[Dataset excerpts start]
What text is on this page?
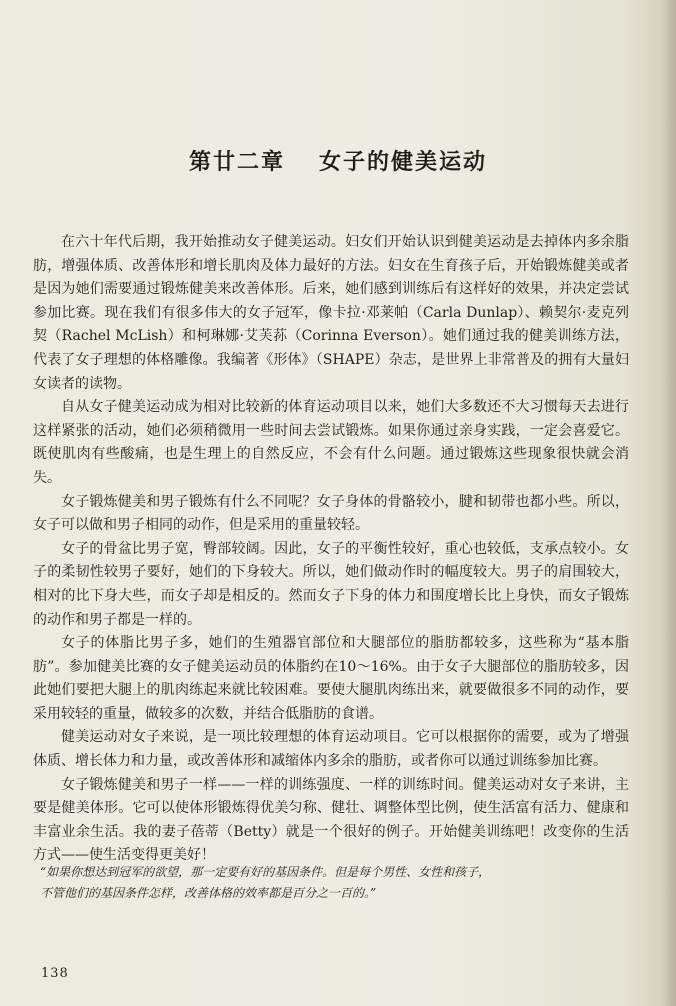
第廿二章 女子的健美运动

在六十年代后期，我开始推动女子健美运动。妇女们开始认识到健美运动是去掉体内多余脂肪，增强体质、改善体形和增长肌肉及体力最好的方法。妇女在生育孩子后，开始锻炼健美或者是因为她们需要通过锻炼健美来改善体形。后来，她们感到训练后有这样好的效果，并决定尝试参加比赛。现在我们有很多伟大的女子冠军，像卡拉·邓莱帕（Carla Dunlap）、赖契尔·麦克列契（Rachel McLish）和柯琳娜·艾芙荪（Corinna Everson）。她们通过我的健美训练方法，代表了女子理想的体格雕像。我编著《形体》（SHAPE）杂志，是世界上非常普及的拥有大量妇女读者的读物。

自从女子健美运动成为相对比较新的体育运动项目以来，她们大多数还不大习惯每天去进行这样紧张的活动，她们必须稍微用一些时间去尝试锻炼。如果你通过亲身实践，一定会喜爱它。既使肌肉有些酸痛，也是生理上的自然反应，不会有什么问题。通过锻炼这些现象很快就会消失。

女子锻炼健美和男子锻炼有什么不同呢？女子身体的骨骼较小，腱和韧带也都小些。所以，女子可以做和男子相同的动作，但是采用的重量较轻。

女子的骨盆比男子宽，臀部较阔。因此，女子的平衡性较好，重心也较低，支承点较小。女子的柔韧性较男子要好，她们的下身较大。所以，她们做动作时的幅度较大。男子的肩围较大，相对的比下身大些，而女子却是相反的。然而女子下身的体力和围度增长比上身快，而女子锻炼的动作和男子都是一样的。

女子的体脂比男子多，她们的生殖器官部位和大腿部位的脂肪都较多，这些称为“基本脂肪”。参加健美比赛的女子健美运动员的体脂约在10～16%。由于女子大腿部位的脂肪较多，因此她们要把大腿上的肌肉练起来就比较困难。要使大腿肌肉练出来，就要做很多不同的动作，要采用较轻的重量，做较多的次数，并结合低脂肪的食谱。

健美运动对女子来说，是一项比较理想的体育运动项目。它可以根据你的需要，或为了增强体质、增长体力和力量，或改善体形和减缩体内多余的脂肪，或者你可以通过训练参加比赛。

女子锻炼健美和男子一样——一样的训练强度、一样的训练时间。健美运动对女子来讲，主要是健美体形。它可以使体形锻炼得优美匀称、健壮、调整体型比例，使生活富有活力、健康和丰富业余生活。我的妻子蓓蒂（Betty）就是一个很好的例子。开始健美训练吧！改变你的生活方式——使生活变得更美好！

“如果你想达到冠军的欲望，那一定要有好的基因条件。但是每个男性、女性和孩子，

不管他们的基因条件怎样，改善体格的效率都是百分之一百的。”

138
[Dataset excerpts end]
[Dataset excerpts start]
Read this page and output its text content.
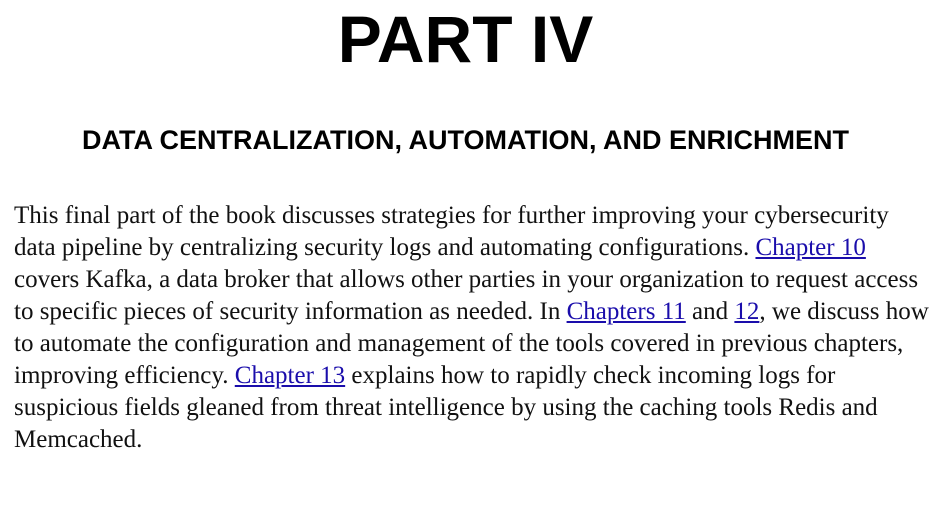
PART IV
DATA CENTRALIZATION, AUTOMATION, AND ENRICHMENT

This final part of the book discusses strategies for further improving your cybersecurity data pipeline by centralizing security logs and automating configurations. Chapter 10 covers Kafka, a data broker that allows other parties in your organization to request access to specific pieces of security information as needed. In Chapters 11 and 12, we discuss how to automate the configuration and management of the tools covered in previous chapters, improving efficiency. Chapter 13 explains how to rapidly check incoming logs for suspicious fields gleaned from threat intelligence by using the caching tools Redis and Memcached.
[Dataset excerpts end]
» **Instruction**
Copy every line in the listing above where the string "text" turns up.

» **Answer below**
What text is on this page?
Read this page and output its text content.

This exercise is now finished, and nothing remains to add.